Problem details ▸ How many lines in this material include the string "Daniel"? Answer with the number and nothing further.

— begin Available records —

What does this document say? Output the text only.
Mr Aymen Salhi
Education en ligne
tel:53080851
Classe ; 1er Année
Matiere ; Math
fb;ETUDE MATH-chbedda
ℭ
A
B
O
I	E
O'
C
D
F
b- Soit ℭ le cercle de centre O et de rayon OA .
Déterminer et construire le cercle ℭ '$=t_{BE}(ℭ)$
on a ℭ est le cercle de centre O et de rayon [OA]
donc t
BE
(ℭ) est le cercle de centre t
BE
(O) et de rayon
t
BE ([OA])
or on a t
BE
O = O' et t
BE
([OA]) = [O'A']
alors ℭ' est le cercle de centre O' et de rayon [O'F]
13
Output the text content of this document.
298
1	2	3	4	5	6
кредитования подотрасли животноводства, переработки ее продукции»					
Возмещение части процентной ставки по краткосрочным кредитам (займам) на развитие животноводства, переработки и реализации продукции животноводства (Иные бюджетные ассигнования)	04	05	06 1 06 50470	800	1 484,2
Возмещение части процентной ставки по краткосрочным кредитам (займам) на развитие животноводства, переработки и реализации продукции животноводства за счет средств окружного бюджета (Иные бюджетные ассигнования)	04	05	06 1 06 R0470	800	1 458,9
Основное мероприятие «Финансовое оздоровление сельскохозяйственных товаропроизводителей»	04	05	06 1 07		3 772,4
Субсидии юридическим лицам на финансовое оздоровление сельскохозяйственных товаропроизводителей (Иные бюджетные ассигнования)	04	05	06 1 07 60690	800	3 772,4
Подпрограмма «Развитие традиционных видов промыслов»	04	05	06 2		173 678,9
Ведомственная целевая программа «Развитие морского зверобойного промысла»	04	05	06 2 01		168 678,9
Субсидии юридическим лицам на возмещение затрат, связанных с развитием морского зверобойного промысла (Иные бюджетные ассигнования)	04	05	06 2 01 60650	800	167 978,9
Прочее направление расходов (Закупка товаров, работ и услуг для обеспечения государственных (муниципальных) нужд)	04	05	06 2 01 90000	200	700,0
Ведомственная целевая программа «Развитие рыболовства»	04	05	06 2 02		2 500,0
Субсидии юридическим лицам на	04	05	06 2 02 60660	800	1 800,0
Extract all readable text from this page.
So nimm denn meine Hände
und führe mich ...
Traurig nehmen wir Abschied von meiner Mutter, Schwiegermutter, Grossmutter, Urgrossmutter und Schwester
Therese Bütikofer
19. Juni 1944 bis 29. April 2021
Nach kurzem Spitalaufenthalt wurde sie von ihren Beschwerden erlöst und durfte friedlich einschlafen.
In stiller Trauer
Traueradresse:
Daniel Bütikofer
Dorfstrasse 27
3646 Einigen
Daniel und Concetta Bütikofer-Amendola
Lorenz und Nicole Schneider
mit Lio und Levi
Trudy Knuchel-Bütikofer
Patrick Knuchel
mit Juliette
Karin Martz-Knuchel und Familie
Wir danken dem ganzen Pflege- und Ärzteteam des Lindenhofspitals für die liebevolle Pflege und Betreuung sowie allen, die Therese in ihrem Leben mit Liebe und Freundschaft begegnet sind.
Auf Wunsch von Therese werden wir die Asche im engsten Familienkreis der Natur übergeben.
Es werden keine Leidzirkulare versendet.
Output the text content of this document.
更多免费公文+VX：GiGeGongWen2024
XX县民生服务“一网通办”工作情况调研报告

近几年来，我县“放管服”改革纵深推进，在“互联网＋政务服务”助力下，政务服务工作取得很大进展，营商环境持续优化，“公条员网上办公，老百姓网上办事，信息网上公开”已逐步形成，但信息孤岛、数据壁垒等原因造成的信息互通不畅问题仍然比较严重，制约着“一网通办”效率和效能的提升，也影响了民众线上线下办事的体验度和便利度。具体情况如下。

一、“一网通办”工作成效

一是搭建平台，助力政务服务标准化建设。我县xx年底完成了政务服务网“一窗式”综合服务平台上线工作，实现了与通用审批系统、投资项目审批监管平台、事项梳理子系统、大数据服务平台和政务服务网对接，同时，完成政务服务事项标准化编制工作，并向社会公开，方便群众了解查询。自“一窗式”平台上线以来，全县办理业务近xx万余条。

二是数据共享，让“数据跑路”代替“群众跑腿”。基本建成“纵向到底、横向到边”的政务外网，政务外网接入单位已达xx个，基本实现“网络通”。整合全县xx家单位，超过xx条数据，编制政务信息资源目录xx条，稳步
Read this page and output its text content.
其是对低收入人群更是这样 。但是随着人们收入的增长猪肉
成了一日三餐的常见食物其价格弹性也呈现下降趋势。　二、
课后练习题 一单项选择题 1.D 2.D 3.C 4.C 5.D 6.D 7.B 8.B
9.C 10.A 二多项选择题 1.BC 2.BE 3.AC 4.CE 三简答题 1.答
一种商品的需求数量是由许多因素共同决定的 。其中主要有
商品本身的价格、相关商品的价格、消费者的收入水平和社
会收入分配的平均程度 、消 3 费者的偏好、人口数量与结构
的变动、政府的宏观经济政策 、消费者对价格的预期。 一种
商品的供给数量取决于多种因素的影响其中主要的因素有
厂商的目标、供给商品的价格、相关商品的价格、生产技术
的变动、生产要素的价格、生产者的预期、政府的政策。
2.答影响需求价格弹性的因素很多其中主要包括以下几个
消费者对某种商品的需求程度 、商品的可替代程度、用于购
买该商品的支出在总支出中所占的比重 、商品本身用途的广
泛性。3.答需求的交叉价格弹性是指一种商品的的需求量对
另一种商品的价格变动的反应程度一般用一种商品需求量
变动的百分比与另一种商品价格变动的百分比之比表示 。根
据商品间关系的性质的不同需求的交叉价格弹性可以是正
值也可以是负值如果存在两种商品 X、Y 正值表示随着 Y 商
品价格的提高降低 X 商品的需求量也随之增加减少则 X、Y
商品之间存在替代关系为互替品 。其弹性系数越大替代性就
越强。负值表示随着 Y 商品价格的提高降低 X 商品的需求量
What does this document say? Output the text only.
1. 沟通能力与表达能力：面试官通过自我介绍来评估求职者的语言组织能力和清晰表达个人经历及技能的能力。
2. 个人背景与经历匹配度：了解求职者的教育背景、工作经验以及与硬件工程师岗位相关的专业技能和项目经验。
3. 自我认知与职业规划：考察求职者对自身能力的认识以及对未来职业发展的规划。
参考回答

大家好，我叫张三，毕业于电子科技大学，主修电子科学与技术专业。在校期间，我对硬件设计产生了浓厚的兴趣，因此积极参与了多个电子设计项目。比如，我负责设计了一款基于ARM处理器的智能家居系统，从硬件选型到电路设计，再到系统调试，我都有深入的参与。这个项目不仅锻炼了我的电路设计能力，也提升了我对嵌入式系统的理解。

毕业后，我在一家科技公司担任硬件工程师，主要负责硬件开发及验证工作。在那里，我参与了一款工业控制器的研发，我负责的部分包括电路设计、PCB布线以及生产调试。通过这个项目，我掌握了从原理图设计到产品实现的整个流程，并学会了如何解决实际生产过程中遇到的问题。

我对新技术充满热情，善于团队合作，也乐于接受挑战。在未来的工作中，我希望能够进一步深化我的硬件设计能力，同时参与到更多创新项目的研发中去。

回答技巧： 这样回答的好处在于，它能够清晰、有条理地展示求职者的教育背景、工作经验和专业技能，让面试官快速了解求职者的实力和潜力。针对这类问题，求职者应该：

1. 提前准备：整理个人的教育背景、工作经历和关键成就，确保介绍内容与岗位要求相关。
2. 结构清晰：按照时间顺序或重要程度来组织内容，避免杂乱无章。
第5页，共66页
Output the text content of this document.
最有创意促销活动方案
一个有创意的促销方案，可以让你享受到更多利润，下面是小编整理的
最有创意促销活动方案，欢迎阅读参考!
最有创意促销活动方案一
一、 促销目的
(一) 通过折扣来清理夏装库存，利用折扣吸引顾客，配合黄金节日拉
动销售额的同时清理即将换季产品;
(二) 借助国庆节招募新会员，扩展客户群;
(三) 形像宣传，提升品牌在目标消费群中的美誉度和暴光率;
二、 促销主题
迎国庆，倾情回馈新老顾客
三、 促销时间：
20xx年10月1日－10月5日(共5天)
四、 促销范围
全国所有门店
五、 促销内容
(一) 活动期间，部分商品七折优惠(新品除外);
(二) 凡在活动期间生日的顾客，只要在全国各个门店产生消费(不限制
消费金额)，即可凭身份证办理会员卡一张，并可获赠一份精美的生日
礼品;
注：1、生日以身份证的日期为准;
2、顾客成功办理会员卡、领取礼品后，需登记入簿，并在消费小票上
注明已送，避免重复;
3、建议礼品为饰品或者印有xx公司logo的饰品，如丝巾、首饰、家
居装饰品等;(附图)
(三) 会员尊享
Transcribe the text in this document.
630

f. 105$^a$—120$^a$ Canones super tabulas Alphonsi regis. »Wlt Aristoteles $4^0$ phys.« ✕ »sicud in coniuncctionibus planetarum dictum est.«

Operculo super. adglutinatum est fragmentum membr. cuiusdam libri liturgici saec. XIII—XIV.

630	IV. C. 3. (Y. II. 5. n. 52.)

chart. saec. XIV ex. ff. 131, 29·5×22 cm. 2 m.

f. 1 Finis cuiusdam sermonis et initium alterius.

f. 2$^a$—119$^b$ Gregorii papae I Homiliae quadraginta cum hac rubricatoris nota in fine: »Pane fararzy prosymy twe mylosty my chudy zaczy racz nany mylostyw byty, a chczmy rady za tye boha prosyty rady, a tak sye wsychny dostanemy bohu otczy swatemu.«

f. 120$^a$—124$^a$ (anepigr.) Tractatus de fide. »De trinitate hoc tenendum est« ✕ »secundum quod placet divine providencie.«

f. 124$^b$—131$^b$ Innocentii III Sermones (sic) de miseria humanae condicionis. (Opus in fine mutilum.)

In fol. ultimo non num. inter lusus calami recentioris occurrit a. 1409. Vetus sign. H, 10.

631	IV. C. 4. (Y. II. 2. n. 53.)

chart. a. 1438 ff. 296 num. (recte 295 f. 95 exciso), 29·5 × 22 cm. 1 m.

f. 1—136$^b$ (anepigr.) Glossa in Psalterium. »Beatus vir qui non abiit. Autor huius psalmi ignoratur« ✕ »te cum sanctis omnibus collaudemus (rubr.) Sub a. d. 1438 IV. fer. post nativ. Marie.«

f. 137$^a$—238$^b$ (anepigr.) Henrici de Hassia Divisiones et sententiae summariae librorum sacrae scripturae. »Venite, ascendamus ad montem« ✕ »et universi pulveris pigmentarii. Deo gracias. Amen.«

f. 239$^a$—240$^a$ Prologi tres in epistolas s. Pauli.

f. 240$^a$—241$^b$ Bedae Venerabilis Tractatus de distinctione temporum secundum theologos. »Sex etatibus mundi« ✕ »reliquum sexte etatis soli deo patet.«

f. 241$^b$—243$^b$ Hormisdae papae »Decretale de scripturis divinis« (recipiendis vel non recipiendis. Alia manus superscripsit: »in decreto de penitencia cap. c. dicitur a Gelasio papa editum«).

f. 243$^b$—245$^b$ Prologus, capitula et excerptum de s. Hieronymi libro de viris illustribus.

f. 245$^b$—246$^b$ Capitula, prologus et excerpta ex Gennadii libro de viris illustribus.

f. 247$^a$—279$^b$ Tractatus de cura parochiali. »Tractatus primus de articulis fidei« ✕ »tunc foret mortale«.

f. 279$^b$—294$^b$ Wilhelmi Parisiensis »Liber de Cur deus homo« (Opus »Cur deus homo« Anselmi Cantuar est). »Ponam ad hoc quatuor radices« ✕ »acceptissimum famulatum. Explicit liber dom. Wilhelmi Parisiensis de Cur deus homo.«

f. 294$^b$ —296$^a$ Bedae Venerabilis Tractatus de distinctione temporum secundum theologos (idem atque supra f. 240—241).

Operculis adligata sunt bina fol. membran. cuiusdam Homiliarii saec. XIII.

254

— end Available records —

Worked solution ▸ 2